Dataset items:
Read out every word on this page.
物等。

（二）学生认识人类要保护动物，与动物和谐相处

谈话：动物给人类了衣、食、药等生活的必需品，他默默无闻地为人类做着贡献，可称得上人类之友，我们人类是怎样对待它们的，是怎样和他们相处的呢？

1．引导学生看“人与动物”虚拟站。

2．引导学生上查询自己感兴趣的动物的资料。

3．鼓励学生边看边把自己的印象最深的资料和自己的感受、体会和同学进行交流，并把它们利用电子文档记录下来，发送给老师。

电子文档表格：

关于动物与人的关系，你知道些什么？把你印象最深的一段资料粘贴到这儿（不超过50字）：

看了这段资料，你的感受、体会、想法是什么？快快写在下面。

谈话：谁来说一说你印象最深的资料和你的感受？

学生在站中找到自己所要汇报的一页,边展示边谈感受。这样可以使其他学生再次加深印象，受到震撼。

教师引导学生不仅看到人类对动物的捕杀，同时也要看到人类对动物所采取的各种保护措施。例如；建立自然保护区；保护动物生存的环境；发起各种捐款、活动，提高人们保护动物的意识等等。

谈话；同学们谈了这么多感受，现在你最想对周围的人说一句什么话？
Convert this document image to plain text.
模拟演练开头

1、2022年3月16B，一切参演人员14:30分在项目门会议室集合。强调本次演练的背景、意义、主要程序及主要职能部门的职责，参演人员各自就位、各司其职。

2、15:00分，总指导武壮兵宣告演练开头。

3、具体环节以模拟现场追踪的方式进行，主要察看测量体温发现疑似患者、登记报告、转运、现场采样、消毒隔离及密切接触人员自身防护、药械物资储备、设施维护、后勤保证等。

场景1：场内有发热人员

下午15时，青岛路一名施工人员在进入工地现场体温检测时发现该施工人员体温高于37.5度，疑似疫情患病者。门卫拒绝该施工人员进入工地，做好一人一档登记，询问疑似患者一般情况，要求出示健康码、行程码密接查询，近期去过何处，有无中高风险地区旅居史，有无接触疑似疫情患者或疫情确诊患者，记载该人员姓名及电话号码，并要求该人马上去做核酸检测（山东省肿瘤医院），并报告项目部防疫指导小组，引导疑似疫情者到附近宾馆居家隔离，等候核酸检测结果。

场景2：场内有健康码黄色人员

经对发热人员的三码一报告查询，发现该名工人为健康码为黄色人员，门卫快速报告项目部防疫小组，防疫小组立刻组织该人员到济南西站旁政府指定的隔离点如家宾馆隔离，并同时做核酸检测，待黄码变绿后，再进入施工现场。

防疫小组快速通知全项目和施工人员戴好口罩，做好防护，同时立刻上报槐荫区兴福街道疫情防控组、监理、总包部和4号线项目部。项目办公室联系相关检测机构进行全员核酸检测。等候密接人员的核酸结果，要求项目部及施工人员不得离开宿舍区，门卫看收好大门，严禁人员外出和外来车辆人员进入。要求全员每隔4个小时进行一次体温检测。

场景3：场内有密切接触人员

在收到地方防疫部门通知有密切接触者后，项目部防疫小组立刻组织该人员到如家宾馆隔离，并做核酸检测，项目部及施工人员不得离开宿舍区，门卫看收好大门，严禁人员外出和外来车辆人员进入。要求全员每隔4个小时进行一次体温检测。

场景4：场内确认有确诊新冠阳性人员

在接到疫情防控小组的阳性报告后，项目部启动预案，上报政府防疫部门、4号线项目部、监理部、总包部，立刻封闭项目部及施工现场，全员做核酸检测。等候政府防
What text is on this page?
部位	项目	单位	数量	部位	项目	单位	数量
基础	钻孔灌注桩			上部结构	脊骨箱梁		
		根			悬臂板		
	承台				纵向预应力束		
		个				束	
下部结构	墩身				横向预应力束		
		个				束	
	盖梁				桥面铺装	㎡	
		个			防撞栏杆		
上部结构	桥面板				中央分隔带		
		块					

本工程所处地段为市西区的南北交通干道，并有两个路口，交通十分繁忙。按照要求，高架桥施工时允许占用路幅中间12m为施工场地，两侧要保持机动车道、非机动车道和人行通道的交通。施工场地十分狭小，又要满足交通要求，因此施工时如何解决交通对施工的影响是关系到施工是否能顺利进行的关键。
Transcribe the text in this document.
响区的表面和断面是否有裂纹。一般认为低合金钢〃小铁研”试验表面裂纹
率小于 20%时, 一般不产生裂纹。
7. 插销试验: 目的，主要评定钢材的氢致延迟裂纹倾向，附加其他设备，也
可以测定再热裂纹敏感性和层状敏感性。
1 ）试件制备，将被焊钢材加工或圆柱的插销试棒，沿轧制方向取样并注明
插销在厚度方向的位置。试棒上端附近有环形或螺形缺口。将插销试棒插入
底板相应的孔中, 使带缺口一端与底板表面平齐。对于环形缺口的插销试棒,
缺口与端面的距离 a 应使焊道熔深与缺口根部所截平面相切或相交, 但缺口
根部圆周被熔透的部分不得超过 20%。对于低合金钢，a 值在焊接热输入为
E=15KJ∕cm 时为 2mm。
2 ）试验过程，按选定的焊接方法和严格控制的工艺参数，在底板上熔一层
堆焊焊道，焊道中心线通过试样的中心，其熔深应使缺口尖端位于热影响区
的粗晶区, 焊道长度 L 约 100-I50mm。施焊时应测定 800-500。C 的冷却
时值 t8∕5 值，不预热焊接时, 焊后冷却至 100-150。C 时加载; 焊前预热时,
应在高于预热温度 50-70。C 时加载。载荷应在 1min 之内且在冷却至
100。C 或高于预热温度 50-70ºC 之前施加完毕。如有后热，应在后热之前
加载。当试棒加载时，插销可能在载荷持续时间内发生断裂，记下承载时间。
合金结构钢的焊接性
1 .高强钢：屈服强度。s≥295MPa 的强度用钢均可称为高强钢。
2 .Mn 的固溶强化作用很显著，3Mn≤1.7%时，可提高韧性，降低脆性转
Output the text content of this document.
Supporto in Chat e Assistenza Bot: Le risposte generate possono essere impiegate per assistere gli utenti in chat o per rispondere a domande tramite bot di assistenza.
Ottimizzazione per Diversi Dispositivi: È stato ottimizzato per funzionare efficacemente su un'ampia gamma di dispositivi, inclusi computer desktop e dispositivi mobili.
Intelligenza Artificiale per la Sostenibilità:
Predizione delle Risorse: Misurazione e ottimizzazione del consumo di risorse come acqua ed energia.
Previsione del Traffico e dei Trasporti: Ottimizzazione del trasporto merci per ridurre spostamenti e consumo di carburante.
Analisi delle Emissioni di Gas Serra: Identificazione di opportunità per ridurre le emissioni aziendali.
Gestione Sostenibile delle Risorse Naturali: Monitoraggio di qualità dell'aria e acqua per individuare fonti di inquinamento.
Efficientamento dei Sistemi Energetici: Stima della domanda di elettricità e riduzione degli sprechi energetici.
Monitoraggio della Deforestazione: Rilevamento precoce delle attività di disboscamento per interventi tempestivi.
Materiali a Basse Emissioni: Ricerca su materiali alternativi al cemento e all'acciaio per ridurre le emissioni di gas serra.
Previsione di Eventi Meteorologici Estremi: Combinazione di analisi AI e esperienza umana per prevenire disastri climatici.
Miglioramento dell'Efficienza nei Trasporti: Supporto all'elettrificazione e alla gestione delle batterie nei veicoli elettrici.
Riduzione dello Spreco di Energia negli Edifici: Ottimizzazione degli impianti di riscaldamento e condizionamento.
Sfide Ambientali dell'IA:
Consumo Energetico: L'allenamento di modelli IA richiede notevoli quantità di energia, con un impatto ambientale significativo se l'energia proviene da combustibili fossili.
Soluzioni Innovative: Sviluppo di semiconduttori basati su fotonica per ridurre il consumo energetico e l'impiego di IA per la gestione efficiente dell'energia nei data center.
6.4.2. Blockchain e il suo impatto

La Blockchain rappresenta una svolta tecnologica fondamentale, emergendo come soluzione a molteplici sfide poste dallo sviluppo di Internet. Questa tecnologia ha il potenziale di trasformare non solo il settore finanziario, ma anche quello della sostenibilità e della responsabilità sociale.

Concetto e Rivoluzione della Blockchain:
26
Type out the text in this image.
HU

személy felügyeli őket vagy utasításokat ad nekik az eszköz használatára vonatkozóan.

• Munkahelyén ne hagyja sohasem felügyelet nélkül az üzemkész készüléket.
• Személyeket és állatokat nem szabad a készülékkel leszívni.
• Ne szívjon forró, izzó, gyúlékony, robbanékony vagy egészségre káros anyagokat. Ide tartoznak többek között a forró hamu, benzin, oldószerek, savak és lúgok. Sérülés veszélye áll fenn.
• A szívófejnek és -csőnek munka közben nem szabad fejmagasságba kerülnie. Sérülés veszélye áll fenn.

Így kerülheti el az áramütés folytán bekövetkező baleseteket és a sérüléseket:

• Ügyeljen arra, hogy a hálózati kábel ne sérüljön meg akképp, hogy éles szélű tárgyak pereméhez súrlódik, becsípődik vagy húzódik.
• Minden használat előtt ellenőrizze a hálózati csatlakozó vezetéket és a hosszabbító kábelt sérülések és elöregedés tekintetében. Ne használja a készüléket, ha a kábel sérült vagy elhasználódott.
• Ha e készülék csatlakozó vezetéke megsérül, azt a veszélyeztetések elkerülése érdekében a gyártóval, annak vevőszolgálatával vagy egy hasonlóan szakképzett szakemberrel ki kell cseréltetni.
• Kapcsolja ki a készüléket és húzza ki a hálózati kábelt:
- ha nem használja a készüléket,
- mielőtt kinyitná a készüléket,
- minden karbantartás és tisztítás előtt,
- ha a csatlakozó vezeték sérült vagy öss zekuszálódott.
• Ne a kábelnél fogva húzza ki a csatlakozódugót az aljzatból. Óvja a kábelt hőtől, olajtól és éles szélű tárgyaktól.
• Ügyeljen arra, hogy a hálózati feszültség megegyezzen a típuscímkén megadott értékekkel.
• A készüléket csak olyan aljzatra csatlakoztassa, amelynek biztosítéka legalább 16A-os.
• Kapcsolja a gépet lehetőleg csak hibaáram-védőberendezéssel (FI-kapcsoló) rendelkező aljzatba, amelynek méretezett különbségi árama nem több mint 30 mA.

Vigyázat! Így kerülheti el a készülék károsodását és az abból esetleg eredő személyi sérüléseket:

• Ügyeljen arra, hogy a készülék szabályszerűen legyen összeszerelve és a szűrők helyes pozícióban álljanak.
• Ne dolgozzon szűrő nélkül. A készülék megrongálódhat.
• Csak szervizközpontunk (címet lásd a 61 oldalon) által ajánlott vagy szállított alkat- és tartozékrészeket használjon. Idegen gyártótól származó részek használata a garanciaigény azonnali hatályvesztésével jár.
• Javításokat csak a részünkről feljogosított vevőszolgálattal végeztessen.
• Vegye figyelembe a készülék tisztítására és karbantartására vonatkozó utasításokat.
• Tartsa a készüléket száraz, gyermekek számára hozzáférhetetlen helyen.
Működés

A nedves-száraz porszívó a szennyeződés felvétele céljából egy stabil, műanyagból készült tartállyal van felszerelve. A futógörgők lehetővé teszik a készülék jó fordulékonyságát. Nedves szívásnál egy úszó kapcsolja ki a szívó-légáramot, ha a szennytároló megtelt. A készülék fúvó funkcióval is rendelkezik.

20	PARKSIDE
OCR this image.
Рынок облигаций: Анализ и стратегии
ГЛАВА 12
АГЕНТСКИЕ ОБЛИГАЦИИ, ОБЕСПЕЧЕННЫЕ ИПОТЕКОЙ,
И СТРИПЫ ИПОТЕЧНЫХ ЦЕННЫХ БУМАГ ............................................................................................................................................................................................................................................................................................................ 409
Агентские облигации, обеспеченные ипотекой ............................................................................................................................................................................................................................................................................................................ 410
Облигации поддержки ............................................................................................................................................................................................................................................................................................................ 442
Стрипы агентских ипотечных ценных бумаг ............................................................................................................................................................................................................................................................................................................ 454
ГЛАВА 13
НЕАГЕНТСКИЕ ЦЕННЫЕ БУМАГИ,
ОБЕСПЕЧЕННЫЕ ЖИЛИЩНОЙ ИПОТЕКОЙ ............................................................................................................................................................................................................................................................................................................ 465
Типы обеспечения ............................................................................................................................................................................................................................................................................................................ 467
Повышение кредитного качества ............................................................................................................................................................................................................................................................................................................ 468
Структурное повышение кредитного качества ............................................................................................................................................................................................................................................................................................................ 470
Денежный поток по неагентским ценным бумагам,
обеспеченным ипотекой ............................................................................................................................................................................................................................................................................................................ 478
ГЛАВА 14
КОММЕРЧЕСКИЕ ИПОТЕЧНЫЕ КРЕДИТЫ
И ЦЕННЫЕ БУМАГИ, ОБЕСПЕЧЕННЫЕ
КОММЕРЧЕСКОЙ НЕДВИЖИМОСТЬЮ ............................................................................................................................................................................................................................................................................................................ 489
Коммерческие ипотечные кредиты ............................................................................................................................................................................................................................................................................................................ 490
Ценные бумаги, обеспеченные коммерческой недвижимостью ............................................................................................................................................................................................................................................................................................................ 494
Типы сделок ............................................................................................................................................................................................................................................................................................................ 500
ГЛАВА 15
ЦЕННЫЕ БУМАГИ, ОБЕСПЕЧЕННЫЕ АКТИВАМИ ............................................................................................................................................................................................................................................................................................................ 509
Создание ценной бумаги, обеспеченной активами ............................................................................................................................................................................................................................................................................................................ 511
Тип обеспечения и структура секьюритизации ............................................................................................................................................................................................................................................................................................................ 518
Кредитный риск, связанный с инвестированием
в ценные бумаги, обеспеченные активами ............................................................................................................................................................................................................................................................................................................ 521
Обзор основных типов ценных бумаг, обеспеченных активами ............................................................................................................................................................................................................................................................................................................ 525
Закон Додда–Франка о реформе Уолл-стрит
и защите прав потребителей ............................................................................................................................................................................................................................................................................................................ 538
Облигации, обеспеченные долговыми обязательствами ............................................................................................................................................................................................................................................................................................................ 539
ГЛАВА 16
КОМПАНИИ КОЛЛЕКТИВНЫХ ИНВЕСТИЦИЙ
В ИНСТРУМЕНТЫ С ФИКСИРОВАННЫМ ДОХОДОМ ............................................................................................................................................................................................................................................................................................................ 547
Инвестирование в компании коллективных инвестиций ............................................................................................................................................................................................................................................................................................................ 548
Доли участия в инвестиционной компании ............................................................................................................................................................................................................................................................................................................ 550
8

EXERCISE AIM: Select and copy every line from the records that includes the word "vagy".

SOLUTION TO THIS PROBLEM:
személy felügyeli őket vagy utasításokat ad nekik az eszköz használatára vonatkozóan.
• Ne szívjon forró, izzó, gyúlékony, robbanékony vagy egészségre káros anyagokat. Ide tartoznak többek között a forró hamu, benzin, oldószerek, savak és lúgok. Sérülés veszélye áll fenn.
• Ügyeljen arra, hogy a hálózati kábel ne sérüljön meg akképp, hogy éles szélű tárgyak pereméhez súrlódik, becsípődik vagy húzódik.
• Minden használat előtt ellenőrizze a hálózati csatlakozó vezetéket és a hosszabbító kábelt sérülések és elöregedés tekintetében. Ne használja a készüléket, ha a kábel sérült vagy elhasználódott.
• Ha e készülék csatlakozó vezetéke megsérül, azt a veszélyeztetések elkerülése érdekében a gyártóval, annak vevőszolgálatával vagy egy hasonlóan szakképzett szakemberrel ki kell cseréltetni.
- ha a csatlakozó vezeték sérült vagy öss zekuszálódott.
• Csak szervizközpontunk (címet lásd a 61 oldalon) által ajánlott vagy szállított alkat- és tartozékrészeket használjon. Idegen gyártótól származó részek használata a garanciaigény azonnali hatályvesztésével jár.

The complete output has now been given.